Requirement - Transcribe the entries below exactly.

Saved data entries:
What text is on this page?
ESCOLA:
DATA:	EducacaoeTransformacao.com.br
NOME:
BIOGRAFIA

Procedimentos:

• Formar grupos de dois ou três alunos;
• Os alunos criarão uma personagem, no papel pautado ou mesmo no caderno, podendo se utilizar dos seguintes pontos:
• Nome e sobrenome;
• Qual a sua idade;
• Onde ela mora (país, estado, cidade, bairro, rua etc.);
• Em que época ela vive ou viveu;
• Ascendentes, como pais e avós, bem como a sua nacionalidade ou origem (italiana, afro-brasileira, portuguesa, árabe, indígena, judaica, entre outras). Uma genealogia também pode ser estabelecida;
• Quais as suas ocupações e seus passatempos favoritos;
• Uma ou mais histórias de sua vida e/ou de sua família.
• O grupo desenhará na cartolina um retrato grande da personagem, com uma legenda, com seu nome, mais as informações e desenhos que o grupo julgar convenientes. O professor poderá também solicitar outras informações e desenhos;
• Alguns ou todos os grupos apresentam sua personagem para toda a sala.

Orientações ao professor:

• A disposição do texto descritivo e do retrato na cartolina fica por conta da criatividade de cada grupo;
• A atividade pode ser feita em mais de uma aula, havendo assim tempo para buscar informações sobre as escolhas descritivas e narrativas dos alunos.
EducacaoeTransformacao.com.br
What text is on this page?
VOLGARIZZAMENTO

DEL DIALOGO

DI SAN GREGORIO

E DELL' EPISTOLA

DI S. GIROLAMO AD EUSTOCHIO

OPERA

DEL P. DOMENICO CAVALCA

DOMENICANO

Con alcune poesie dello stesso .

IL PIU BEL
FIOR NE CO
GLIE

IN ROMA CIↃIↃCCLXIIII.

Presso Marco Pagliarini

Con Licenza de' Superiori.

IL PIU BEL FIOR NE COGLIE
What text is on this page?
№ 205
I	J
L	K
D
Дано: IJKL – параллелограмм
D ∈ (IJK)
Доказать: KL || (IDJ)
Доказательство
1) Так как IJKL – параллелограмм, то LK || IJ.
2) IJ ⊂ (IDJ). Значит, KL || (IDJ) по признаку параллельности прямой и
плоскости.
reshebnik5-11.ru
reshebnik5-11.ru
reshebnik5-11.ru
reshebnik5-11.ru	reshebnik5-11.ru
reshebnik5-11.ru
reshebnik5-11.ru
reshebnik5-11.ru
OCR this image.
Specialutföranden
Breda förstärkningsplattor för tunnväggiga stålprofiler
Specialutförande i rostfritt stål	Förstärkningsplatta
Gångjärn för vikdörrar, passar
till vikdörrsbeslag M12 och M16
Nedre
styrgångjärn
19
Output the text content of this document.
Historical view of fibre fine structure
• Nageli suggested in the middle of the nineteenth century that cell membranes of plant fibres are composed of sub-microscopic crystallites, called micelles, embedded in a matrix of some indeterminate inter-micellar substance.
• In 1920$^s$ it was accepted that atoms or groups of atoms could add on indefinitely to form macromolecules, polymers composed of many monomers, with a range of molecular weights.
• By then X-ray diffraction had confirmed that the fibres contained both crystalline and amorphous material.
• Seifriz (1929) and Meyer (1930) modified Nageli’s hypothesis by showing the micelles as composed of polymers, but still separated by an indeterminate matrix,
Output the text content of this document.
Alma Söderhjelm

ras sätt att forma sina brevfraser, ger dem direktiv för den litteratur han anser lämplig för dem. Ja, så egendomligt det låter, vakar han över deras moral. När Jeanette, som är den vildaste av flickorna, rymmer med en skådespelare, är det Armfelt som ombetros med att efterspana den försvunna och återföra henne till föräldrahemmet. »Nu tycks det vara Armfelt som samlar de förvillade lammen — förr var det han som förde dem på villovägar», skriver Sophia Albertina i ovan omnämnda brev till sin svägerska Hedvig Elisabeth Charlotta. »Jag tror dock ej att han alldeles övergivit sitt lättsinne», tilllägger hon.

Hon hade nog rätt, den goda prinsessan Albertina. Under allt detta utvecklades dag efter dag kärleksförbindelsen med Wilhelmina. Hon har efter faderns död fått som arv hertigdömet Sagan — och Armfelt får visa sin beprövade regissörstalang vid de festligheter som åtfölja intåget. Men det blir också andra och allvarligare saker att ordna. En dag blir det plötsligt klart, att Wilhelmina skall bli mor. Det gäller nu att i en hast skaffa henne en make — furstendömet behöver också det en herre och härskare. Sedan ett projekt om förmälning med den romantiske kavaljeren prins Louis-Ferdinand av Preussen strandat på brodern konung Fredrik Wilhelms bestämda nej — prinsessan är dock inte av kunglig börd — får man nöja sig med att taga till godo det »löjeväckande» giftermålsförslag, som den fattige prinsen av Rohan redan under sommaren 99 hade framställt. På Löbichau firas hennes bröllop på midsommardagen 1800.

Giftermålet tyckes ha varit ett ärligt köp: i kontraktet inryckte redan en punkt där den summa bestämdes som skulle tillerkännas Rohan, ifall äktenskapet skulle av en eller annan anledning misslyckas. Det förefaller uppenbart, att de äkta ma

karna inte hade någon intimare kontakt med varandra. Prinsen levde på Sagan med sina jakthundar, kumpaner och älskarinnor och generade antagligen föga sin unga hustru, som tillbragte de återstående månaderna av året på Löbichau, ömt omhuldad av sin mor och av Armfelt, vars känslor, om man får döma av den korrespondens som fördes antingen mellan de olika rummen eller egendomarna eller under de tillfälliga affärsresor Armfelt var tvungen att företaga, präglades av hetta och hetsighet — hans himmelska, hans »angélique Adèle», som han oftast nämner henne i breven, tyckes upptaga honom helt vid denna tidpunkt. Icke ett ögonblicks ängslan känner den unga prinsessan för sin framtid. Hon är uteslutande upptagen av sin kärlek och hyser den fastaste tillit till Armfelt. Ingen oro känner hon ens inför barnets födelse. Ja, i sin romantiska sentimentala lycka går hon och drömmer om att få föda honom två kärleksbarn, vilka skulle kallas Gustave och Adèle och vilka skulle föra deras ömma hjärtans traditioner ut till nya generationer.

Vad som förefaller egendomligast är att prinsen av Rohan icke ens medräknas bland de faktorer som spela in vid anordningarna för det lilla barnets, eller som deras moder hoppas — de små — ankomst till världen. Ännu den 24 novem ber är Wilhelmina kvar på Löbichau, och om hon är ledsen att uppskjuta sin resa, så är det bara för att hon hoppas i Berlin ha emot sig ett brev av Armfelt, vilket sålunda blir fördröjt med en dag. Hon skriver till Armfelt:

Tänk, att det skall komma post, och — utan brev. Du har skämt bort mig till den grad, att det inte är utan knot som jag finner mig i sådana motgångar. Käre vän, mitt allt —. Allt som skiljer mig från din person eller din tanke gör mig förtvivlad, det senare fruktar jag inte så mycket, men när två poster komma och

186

Full output -
What text is on this page?
ESCOLA:
DATA:	EducacaoeTransformacao.com.br
NOME:
BIOGRAFIA

Procedimentos:

• Formar grupos de dois ou três alunos;
• Os alunos criarão uma personagem, no papel pautado ou mesmo no caderno, podendo se utilizar dos seguintes pontos:
• Nome e sobrenome;
• Qual a sua idade;
• Onde ela mora (país, estado, cidade, bairro, rua etc.);
• Em que época ela vive ou viveu;
• Ascendentes, como pais e avós, bem como a sua nacionalidade ou origem (italiana, afro-brasileira, portuguesa, árabe, indígena, judaica, entre outras). Uma genealogia também pode ser estabelecida;
• Quais as suas ocupações e seus passatempos favoritos;
• Uma ou mais histórias de sua vida e/ou de sua família.
• O grupo desenhará na cartolina um retrato grande da personagem, com uma legenda, com seu nome, mais as informações e desenhos que o grupo julgar convenientes. O professor poderá também solicitar outras informações e desenhos;
• Alguns ou todos os grupos apresentam sua personagem para toda a sala.

Orientações ao professor:

• A disposição do texto descritivo e do retrato na cartolina fica por conta da criatividade de cada grupo;
• A atividade pode ser feita em mais de uma aula, havendo assim tempo para buscar informações sobre as escolhas descritivas e narrativas dos alunos.
EducacaoeTransformacao.com.br
What text is on this page?
VOLGARIZZAMENTO

DEL DIALOGO

DI SAN GREGORIO

E DELL' EPISTOLA

DI S. GIROLAMO AD EUSTOCHIO

OPERA

DEL P. DOMENICO CAVALCA

DOMENICANO

Con alcune poesie dello stesso .

IL PIU BEL
FIOR NE CO
GLIE

IN ROMA CIↃIↃCCLXIIII.

Presso Marco Pagliarini

Con Licenza de' Superiori.

IL PIU BEL FIOR NE COGLIE
What text is on this page?
№ 205
I	J
L	K
D
Дано: IJKL – параллелограмм
D ∈ (IJK)
Доказать: KL || (IDJ)
Доказательство
1) Так как IJKL – параллелограмм, то LK || IJ.
2) IJ ⊂ (IDJ). Значит, KL || (IDJ) по признаку параллельности прямой и
плоскости.
reshebnik5-11.ru
reshebnik5-11.ru
reshebnik5-11.ru
reshebnik5-11.ru	reshebnik5-11.ru
reshebnik5-11.ru
reshebnik5-11.ru
reshebnik5-11.ru
OCR this image.
Specialutföranden
Breda förstärkningsplattor för tunnväggiga stålprofiler
Specialutförande i rostfritt stål	Förstärkningsplatta
Gångjärn för vikdörrar, passar
till vikdörrsbeslag M12 och M16
Nedre
styrgångjärn
19
Output the text content of this document.
Historical view of fibre fine structure
• Nageli suggested in the middle of the nineteenth century that cell membranes of plant fibres are composed of sub-microscopic crystallites, called micelles, embedded in a matrix of some indeterminate inter-micellar substance.
• In 1920$^s$ it was accepted that atoms or groups of atoms could add on indefinitely to form macromolecules, polymers composed of many monomers, with a range of molecular weights.
• By then X-ray diffraction had confirmed that the fibres contained both crystalline and amorphous material.
• Seifriz (1929) and Meyer (1930) modified Nageli’s hypothesis by showing the micelles as composed of polymers, but still separated by an indeterminate matrix,
Output the text content of this document.
Alma Söderhjelm

ras sätt att forma sina brevfraser, ger dem direktiv för den litteratur han anser lämplig för dem. Ja, så egendomligt det låter, vakar han över deras moral. När Jeanette, som är den vildaste av flickorna, rymmer med en skådespelare, är det Armfelt som ombetros med att efterspana den försvunna och återföra henne till föräldrahemmet. »Nu tycks det vara Armfelt som samlar de förvillade lammen — förr var det han som förde dem på villovägar», skriver Sophia Albertina i ovan omnämnda brev till sin svägerska Hedvig Elisabeth Charlotta. »Jag tror dock ej att han alldeles övergivit sitt lättsinne», tilllägger hon.

Hon hade nog rätt, den goda prinsessan Albertina. Under allt detta utvecklades dag efter dag kärleksförbindelsen med Wilhelmina. Hon har efter faderns död fått som arv hertigdömet Sagan — och Armfelt får visa sin beprövade regissörstalang vid de festligheter som åtfölja intåget. Men det blir också andra och allvarligare saker att ordna. En dag blir det plötsligt klart, att Wilhelmina skall bli mor. Det gäller nu att i en hast skaffa henne en make — furstendömet behöver också det en herre och härskare. Sedan ett projekt om förmälning med den romantiske kavaljeren prins Louis-Ferdinand av Preussen strandat på brodern konung Fredrik Wilhelms bestämda nej — prinsessan är dock inte av kunglig börd — får man nöja sig med att taga till godo det »löjeväckande» giftermålsförslag, som den fattige prinsen av Rohan redan under sommaren 99 hade framställt. På Löbichau firas hennes bröllop på midsommardagen 1800.

Giftermålet tyckes ha varit ett ärligt köp: i kontraktet inryckte redan en punkt där den summa bestämdes som skulle tillerkännas Rohan, ifall äktenskapet skulle av en eller annan anledning misslyckas. Det förefaller uppenbart, att de äkta ma

karna inte hade någon intimare kontakt med varandra. Prinsen levde på Sagan med sina jakthundar, kumpaner och älskarinnor och generade antagligen föga sin unga hustru, som tillbragte de återstående månaderna av året på Löbichau, ömt omhuldad av sin mor och av Armfelt, vars känslor, om man får döma av den korrespondens som fördes antingen mellan de olika rummen eller egendomarna eller under de tillfälliga affärsresor Armfelt var tvungen att företaga, präglades av hetta och hetsighet — hans himmelska, hans »angélique Adèle», som han oftast nämner henne i breven, tyckes upptaga honom helt vid denna tidpunkt. Icke ett ögonblicks ängslan känner den unga prinsessan för sin framtid. Hon är uteslutande upptagen av sin kärlek och hyser den fastaste tillit till Armfelt. Ingen oro känner hon ens inför barnets födelse. Ja, i sin romantiska sentimentala lycka går hon och drömmer om att få föda honom två kärleksbarn, vilka skulle kallas Gustave och Adèle och vilka skulle föra deras ömma hjärtans traditioner ut till nya generationer.

Vad som förefaller egendomligast är att prinsen av Rohan icke ens medräknas bland de faktorer som spela in vid anordningarna för det lilla barnets, eller som deras moder hoppas — de små — ankomst till världen. Ännu den 24 novem ber är Wilhelmina kvar på Löbichau, och om hon är ledsen att uppskjuta sin resa, så är det bara för att hon hoppas i Berlin ha emot sig ett brev av Armfelt, vilket sålunda blir fördröjt med en dag. Hon skriver till Armfelt:

Tänk, att det skall komma post, och — utan brev. Du har skämt bort mig till den grad, att det inte är utan knot som jag finner mig i sådana motgångar. Käre vän, mitt allt —. Allt som skiljer mig från din person eller din tanke gör mig förtvivlad, det senare fruktar jag inte så mycket, men när två poster komma och

186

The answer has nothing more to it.